**DIRECTIONS**
Please print every line from the one containing "What text is on this page?" through the last line of the records below, exactly as written and nothing more.

**MATERIALS PROVIDED**

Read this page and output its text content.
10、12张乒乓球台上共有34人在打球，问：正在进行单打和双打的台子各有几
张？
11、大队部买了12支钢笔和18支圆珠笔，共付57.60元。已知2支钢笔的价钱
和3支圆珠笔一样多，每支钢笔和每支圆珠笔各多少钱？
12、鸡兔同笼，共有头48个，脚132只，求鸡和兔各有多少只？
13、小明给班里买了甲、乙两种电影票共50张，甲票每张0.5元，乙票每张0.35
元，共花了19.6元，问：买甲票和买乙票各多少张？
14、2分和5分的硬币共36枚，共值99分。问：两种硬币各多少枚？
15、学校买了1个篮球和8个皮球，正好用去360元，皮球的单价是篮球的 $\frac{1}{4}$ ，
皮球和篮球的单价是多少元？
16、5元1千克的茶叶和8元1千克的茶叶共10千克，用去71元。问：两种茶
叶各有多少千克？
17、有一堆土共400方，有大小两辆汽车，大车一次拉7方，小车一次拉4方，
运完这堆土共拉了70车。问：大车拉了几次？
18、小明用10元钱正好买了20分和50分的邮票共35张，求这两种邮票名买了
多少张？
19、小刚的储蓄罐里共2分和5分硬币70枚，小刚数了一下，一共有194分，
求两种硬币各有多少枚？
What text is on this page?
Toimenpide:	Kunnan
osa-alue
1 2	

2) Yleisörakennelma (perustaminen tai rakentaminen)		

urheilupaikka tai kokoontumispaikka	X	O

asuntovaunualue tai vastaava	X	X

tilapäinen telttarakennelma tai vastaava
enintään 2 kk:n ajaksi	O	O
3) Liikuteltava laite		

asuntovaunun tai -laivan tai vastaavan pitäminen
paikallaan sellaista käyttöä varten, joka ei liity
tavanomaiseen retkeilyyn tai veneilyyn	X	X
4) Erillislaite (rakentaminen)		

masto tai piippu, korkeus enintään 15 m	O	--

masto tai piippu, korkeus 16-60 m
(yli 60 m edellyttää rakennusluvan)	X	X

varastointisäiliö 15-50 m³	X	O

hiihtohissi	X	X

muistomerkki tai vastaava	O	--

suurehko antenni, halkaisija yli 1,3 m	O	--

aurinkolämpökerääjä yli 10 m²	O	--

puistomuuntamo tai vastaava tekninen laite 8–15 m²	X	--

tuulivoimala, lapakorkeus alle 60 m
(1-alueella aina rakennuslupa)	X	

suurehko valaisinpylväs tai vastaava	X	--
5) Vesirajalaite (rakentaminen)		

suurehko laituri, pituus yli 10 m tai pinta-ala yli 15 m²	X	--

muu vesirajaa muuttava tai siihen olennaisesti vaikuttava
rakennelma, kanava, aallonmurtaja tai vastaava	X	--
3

**REPLY**
What text is on this page?
Toimenpide:	Kunnan
osa-alue
1 2	

2) Yleisörakennelma (perustaminen tai rakentaminen)		

urheilupaikka tai kokoontumispaikka	X	O

asuntovaunualue tai vastaava	X	X

tilapäinen telttarakennelma tai vastaava
enintään 2 kk:n ajaksi	O	O
3) Liikuteltava laite		

asuntovaunun tai -laivan tai vastaavan pitäminen
paikallaan sellaista käyttöä varten, joka ei liity
tavanomaiseen retkeilyyn tai veneilyyn	X	X
4) Erillislaite (rakentaminen)		

masto tai piippu, korkeus enintään 15 m	O	--

masto tai piippu, korkeus 16-60 m
(yli 60 m edellyttää rakennusluvan)	X	X

varastointisäiliö 15-50 m³	X	O

hiihtohissi	X	X

muistomerkki tai vastaava	O	--

suurehko antenni, halkaisija yli 1,3 m	O	--

aurinkolämpökerääjä yli 10 m²	O	--

puistomuuntamo tai vastaava tekninen laite 8–15 m²	X	--

tuulivoimala, lapakorkeus alle 60 m
(1-alueella aina rakennuslupa)	X	

suurehko valaisinpylväs tai vastaava	X	--
5) Vesirajalaite (rakentaminen)		

suurehko laituri, pituus yli 10 m tai pinta-ala yli 15 m²	X	--

muu vesirajaa muuttava tai siihen olennaisesti vaikuttava
rakennelma, kanava, aallonmurtaja tai vastaava	X	--
3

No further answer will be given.